- Source material -
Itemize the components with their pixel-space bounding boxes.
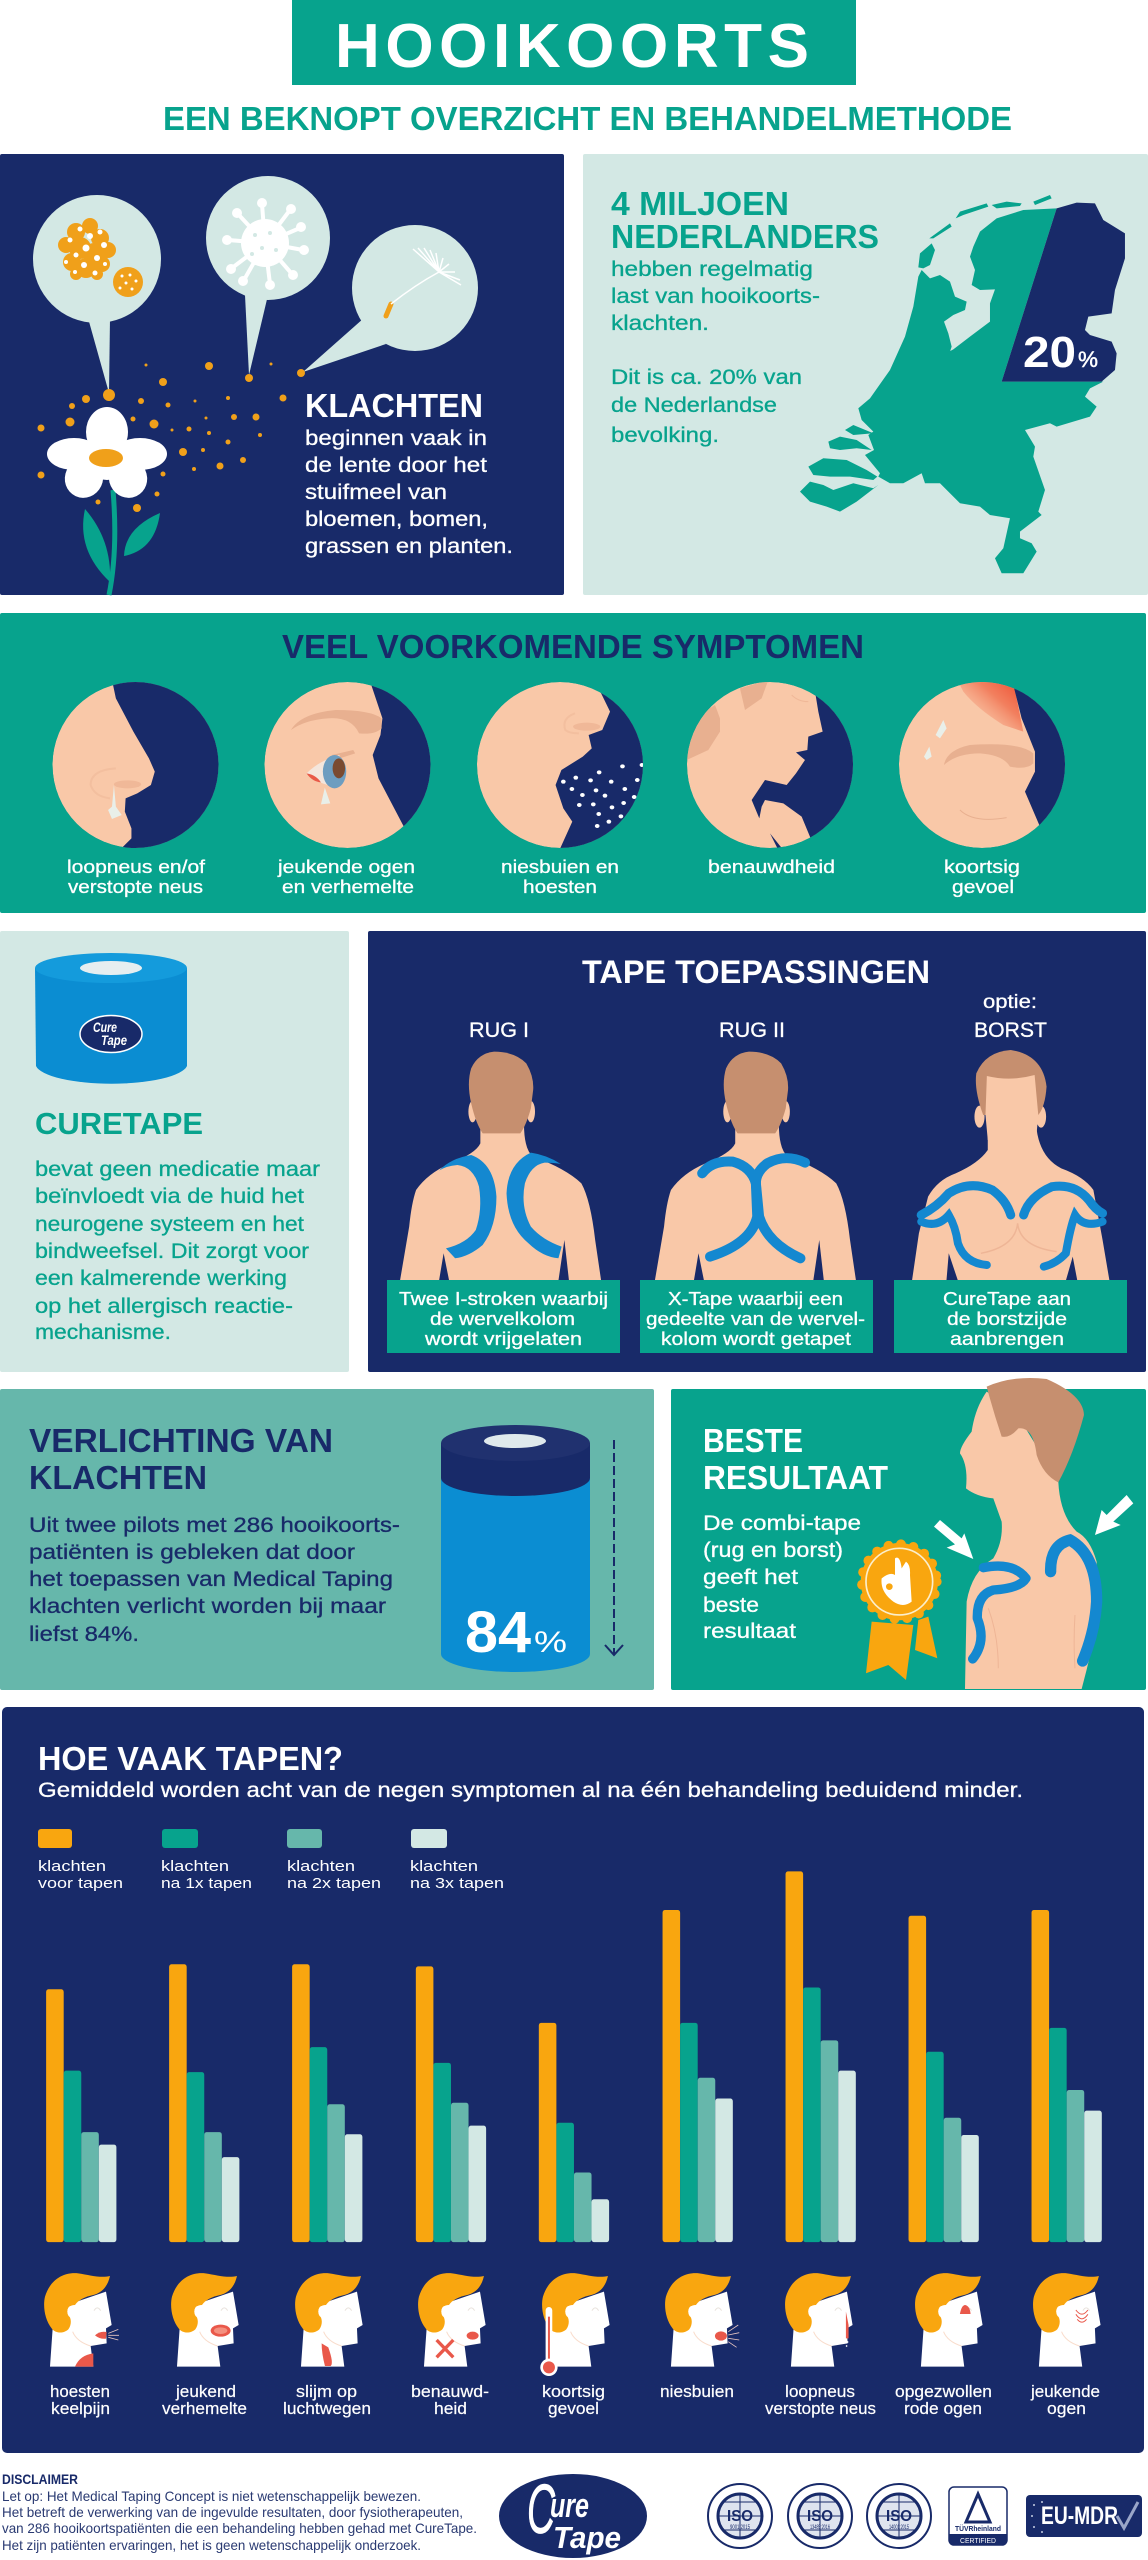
- heading: beste resultaat: BESTE: [703, 1422, 803, 1459]
- label: 20 percent: [1023, 328, 1098, 377]
- symptom names: niesbuien: [660, 2382, 734, 2401]
- badge: ISO 14001: ISO: [886, 2508, 912, 2525]
- heading: klachten: KLACHTEN: [305, 387, 483, 424]
- text: beste resultaat body: geeft het: [703, 1566, 798, 1589]
- symptom names: verstopte neus: [765, 2399, 876, 2418]
- figure: person with combi tape: [934, 1378, 1133, 1689]
- text: klachten body: de lente door het: [305, 454, 487, 477]
- legend: klachten: [161, 1858, 229, 1875]
- symptom names: opgezwollen: [895, 2382, 992, 2401]
- heading: 4 miljoen nederlanders: NEDERLANDERS: [611, 218, 879, 255]
- label: 20 percent: %: [1078, 347, 1098, 372]
- text: nederlanders body: [611, 258, 820, 447]
- logo: curetape: ure: [550, 2487, 589, 2525]
- caption: rug I: Twee I-stroken waarbij: [399, 1289, 608, 1309]
- icon: eye: [264, 682, 433, 850]
- title banner: [292, 0, 856, 85]
- text: beste resultaat body: [703, 1512, 861, 1643]
- subtitle: EEN BEKNOPT OVERZICHT EN BEHANDELMETHODE: [163, 100, 1012, 137]
- heading: beste resultaat: [703, 1422, 888, 1496]
- symptom names: jeukend: [175, 2382, 236, 2401]
- logo: curetape: Tape: [553, 2520, 621, 2555]
- badge: ISO 13485: 13485:2016: [810, 2525, 830, 2531]
- bars: jeukend verhemelte: [169, 1964, 239, 2242]
- icon: virus bubble: [206, 176, 330, 375]
- figure labels: [469, 992, 1047, 1042]
- icon: tape roll: Tape: [101, 1032, 127, 1048]
- bars: loopneus verstopte neus: [786, 1871, 856, 2242]
- badge: ISO 14001: [867, 2484, 931, 2548]
- text: klachten body: grassen en planten.: [305, 535, 513, 558]
- text: nederlanders body: hebben regelmatig: [611, 258, 813, 281]
- symptom names: verhemelte: [162, 2399, 247, 2418]
- figure labels: BORST: [974, 1019, 1047, 1042]
- disclaimer: DISCLAIMER: [2, 2471, 78, 2487]
- caption: borst: de borstzijde: [947, 1309, 1067, 1329]
- panel: klachten: [0, 154, 564, 595]
- figure: rug I: [400, 1052, 601, 1281]
- chart: tape cylinder 84 percent: 84: [465, 1600, 531, 1665]
- symptom names: benauwd-: [411, 2382, 489, 2401]
- badge: EU-MDR: [1026, 2495, 1142, 2537]
- panel: hoe vaak tapen: [2, 1707, 1144, 2453]
- icon: head jeukende ogen: [1033, 2273, 1101, 2367]
- bars: jeukende ogen: [1032, 1910, 1102, 2242]
- symptom labels: [67, 857, 1020, 897]
- icon: flower: [47, 407, 167, 595]
- text: verlichting body: patiënten is gebleken dat door: [29, 1541, 355, 1564]
- symptom names: heid: [434, 2399, 467, 2418]
- legend: na 1x tapen: [161, 1875, 252, 1892]
- map: netherlands: [800, 195, 1125, 573]
- heading: verlichting: KLACHTEN: [29, 1459, 207, 1496]
- title banner: HOOIKOORTS: [335, 12, 809, 81]
- icon: head luchtwegen: [295, 2273, 363, 2367]
- disclaimer: [2, 2471, 477, 2553]
- caption: rug I: wordt vrijgelaten: [424, 1329, 582, 1349]
- legend: na 2x tapen: [287, 1875, 381, 1892]
- icon: head koorts: [540, 2273, 610, 2376]
- text: verlichting body: klachten verlicht worden bij maar: [29, 1595, 386, 1618]
- pollen dots: [38, 362, 305, 512]
- icon: award medal: [861, 1543, 938, 1680]
- panel: verlichting van klachten: [0, 1389, 654, 1690]
- icon: fever: [899, 678, 1073, 848]
- text: curetape body: bevat geen medicatie maar: [35, 1158, 320, 1181]
- caption: rug I: de wervelkolom: [430, 1309, 575, 1329]
- text: nederlanders body: Dit is ca. 20% van: [611, 366, 802, 389]
- badge: ISO 9001: [708, 2484, 772, 2548]
- symptom heads: [44, 2273, 1101, 2376]
- bars: benauwdheid: [416, 1966, 486, 2242]
- text: nederlanders body: last van hooikoorts-: [611, 285, 820, 308]
- text: curetape body: bindweefsel. Dit zorgt voor: [35, 1240, 309, 1263]
- heading: beste resultaat: RESULTAAT: [703, 1459, 888, 1496]
- panel: beste resultaat: [671, 1378, 1146, 1690]
- icon: sneezing: [477, 682, 651, 850]
- disclaimer: Het zijn patiënten ervaringen, het is geen wetenschappelijk onderzoek.: [2, 2537, 421, 2553]
- symptom labels: verstopte neus: [68, 877, 203, 897]
- symptom names: koortsig: [542, 2382, 605, 2401]
- text: curetape body: mechanisme.: [35, 1321, 171, 1344]
- symptom names: hoesten: [50, 2382, 110, 2401]
- caption: borst: aanbrengen: [950, 1329, 1064, 1349]
- caption: borst: CureTape aan: [943, 1289, 1071, 1309]
- text: klachten body: bloemen, bomen,: [305, 508, 488, 531]
- text: verlichting body: liefst 84%.: [29, 1623, 139, 1646]
- legend: na 3x tapen: [410, 1875, 504, 1892]
- text: nederlanders body: de Nederlandse: [611, 394, 777, 417]
- legend: klachten: [38, 1858, 106, 1875]
- icon: tape roll: Cure: [93, 1019, 117, 1035]
- text: curetape body: beïnvloedt via de huid het: [35, 1185, 304, 1208]
- badge: ISO 14001: 14001:2015: [889, 2525, 909, 2531]
- symptom names: luchtwegen: [283, 2399, 371, 2418]
- panel: tape toepassingen: [368, 931, 1146, 1372]
- chart: tape cylinder 84 percent: %: [534, 1626, 567, 1659]
- text: beste resultaat body: (rug en borst): [703, 1539, 843, 1562]
- symptom labels: jeukende ogen: [277, 857, 415, 877]
- bars: opgezwollen rode ogen: [909, 1916, 979, 2242]
- text: curetape body: op het allergisch reactie-: [35, 1295, 293, 1318]
- symptom names: keelpijn: [51, 2399, 110, 2418]
- bars: niesbuien: [663, 1910, 733, 2242]
- symptom labels: en verhemelte: [282, 877, 414, 897]
- chart: tape cylinder 84 percent: [441, 1425, 590, 1672]
- badge: ISO 9001: ISO: [727, 2508, 753, 2525]
- disclaimer: Let op: Het Medical Taping Concept is niet wetenschappelijk bewezen.: [2, 2488, 421, 2504]
- symptom labels: benauwdheid: [708, 857, 835, 877]
- figure labels: RUG II: [719, 1019, 785, 1042]
- badge: EU-MDR: EU-MDR: [1041, 2502, 1118, 2530]
- legend: voor tapen: [38, 1875, 123, 1892]
- text: nederlanders body: bevolking.: [611, 424, 719, 447]
- symptom labels: hoesten: [523, 877, 597, 897]
- caption: rug II: gedeelte van de wervel-: [646, 1309, 865, 1329]
- bars: hoesten keelpijn: [46, 1989, 116, 2242]
- icon: head hoesten: [44, 2273, 119, 2367]
- icon: short of breath: [683, 680, 860, 850]
- heading: verlichting: [29, 1422, 333, 1496]
- badge: TUV certified: TÜVRheinland: [955, 2524, 1001, 2533]
- figure: rug II: [655, 1052, 856, 1281]
- bars: koortsig gevoel: [539, 2023, 609, 2242]
- symptom names: gevoel: [548, 2399, 599, 2418]
- icon: head rode ogen: [915, 2273, 983, 2367]
- icon: dandelion seed bubble: [303, 225, 478, 372]
- text: beste resultaat body: De combi-tape: [703, 1512, 861, 1535]
- badge: ISO 9001: 9001:2015: [730, 2525, 750, 2531]
- badge: TUV certified: CERTIFIED: [960, 2538, 996, 2545]
- bar chart: symptoms over treatments: [46, 1871, 1102, 2242]
- text: klachten body: stuifmeel van: [305, 481, 447, 504]
- legend: klachten: [287, 1858, 355, 1875]
- badge: ISO 13485: ISO: [807, 2508, 833, 2525]
- panel: curetape: [0, 931, 349, 1372]
- heading: hoe vaak tapen: HOE VAAK TAPEN?: [38, 1740, 343, 1777]
- heading: symptomen: VEEL VOORKOMENDE SYMPTOMEN: [282, 628, 864, 665]
- text: nederlanders body: klachten.: [611, 312, 709, 335]
- caption: rug II: kolom wordt getapet: [661, 1329, 851, 1349]
- badge: ISO 13485: [788, 2484, 852, 2548]
- text: beste resultaat body: resultaat: [703, 1620, 796, 1643]
- arrow: dashed downward: [605, 1440, 623, 1655]
- bars: slijm op luchtwegen: [292, 1964, 362, 2242]
- disclaimer: van 286 hooikoortspatiënten die een behandeling hebben gehad met CureTape.: [2, 2520, 477, 2536]
- text: verlichting body: [29, 1514, 400, 1646]
- text: curetape body: neurogene systeem en het: [35, 1213, 304, 1236]
- icon: head niesbuien: [665, 2273, 739, 2367]
- legend: klachten: [410, 1858, 478, 1875]
- panel: 4 miljoen nederlanders: [583, 154, 1148, 595]
- icon: head verhemelte: [171, 2273, 239, 2367]
- symptom labels: loopneus en/of: [67, 857, 206, 877]
- figure labels: optie:: [983, 992, 1037, 1013]
- text: curetape body: een kalmerende werking: [35, 1267, 287, 1290]
- text: verlichting body: Uit twee pilots met 286 hooikoorts-: [29, 1514, 400, 1537]
- symptom names: [50, 2382, 1100, 2418]
- badge: TUV certified: [949, 2487, 1007, 2545]
- figure: borst: [912, 1050, 1109, 1281]
- icon: pollen bubble: [33, 195, 161, 393]
- caption: rug II: [640, 1280, 873, 1353]
- subheading: Gemiddeld worden acht van de negen symptomen al na één behandeling beduidend minder.: [38, 1779, 1023, 1802]
- heading: verlichting: VERLICHTING VAN: [29, 1422, 333, 1459]
- legend: [38, 1829, 504, 1892]
- icon: head loopneus: [785, 2273, 853, 2367]
- icon: tape roll: [35, 953, 187, 1084]
- symptom names: slijm op: [296, 2382, 357, 2401]
- heading: 4 miljoen nederlanders: 4 MILJOEN: [611, 185, 789, 222]
- heading: curetape: CURETAPE: [35, 1106, 203, 1141]
- logo: curetape: C: [527, 2470, 555, 2548]
- text: klachten body: beginnen vaak in: [305, 427, 487, 450]
- figure labels: RUG I: [469, 1019, 529, 1042]
- text: verlichting body: het toepassen van Medical Taping: [29, 1568, 393, 1591]
- disclaimer: Het betreft de verwerking van de ingevulde resultaten, door fysiotherapeuten,: [2, 2504, 463, 2520]
- icon: head benauwdheid: [418, 2273, 486, 2367]
- symptom names: ogen: [1047, 2399, 1086, 2418]
- symptom labels: gevoel: [952, 877, 1014, 897]
- panel: veel voorkomende symptomen: [0, 613, 1146, 913]
- symptom names: loopneus: [785, 2382, 855, 2401]
- symptom names: jeukende: [1030, 2382, 1100, 2401]
- heading: tape toepassingen: TAPE TOEPASSINGEN: [582, 954, 930, 990]
- symptom names: rode ogen: [904, 2399, 982, 2418]
- caption: rug II: X-Tape waarbij een: [668, 1289, 843, 1309]
- logo: curetape: [499, 2470, 647, 2558]
- label: 20 percent: 20: [1023, 328, 1076, 377]
- caption: rug I: [387, 1280, 620, 1353]
- icon: nose: [52, 680, 227, 850]
- text: beste resultaat body: beste: [703, 1594, 759, 1617]
- symptom labels: niesbuien en: [501, 857, 619, 877]
- text: klachten body: [305, 427, 513, 558]
- heading: 4 miljoen nederlanders: [611, 185, 879, 255]
- symptom labels: koortsig: [944, 857, 1020, 877]
- text: curetape body: [35, 1158, 320, 1344]
- caption: borst: [894, 1280, 1127, 1353]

- Work request -
Report every line in the data above in which the word "combi" appears.

- Solution for this exercise -
- figure: person with combi tape: [934, 1378, 1133, 1689]
- text: beste resultaat body: De combi-tape: [703, 1512, 861, 1535]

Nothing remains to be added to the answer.